» TASK TO CARRY OUT: Print all of the data exactly as written.

Lines of data
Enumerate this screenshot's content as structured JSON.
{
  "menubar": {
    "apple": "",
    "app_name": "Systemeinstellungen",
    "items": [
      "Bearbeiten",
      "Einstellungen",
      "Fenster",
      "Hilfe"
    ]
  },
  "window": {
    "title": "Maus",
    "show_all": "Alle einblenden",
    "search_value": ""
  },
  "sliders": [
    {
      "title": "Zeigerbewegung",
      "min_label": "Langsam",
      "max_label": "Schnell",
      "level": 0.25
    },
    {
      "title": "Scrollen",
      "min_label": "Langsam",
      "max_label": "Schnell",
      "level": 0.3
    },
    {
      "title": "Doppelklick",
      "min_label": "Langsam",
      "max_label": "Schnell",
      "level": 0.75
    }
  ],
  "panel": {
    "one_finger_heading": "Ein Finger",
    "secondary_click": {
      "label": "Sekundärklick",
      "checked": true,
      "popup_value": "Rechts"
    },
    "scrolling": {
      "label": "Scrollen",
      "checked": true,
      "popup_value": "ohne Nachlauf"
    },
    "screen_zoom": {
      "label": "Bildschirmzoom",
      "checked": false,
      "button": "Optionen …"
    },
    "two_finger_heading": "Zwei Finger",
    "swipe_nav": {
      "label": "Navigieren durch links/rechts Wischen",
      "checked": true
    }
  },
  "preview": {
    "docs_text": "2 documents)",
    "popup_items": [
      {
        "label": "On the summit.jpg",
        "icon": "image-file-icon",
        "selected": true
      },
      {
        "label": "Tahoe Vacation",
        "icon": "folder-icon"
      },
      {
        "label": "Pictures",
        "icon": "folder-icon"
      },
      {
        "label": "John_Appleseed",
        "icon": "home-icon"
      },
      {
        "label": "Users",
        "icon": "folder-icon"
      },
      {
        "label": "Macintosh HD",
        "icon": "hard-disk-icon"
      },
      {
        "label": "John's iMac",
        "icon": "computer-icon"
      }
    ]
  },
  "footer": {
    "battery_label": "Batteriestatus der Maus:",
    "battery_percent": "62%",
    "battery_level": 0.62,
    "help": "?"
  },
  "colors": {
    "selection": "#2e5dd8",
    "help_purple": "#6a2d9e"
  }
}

» TASK RESPONSE:
Enumerate this screenshot's content as structured JSON.
{
  "menubar": {
    "apple": "",
    "app_name": "Systemeinstellungen",
    "items": [
      "Bearbeiten",
      "Einstellungen",
      "Fenster",
      "Hilfe"
    ]
  },
  "window": {
    "title": "Maus",
    "show_all": "Alle einblenden",
    "search_value": ""
  },
  "sliders": [
    {
      "title": "Zeigerbewegung",
      "min_label": "Langsam",
      "max_label": "Schnell",
      "level": 0.25
    },
    {
      "title": "Scrollen",
      "min_label": "Langsam",
      "max_label": "Schnell",
      "level": 0.3
    },
    {
      "title": "Doppelklick",
      "min_label": "Langsam",
      "max_label": "Schnell",
      "level": 0.75
    }
  ],
  "panel": {
    "one_finger_heading": "Ein Finger",
    "secondary_click": {
      "label": "Sekundärklick",
      "checked": true,
      "popup_value": "Rechts"
    },
    "scrolling": {
      "label": "Scrollen",
      "checked": true,
      "popup_value": "ohne Nachlauf"
    },
    "screen_zoom": {
      "label": "Bildschirmzoom",
      "checked": false,
      "button": "Optionen …"
    },
    "two_finger_heading": "Zwei Finger",
    "swipe_nav": {
      "label": "Navigieren durch links/rechts Wischen",
      "checked": true
    }
  },
  "preview": {
    "docs_text": "2 documents)",
    "popup_items": [
      {
        "label": "On the summit.jpg",
        "icon": "image-file-icon",
        "selected": true
      },
      {
        "label": "Tahoe Vacation",
        "icon": "folder-icon"
      },
      {
        "label": "Pictures",
        "icon": "folder-icon"
      },
      {
        "label": "John_Appleseed",
        "icon": "home-icon"
      },
      {
        "label": "Users",
        "icon": "folder-icon"
      },
      {
        "label": "Macintosh HD",
        "icon": "hard-disk-icon"
      },
      {
        "label": "John's iMac",
        "icon": "computer-icon"
      }
    ]
  },
  "footer": {
    "battery_label": "Batteriestatus der Maus:",
    "battery_percent": "62%",
    "battery_level": 0.62,
    "help": "?"
  },
  "colors": {
    "selection": "#2e5dd8",
    "help_purple": "#6a2d9e"
  }
}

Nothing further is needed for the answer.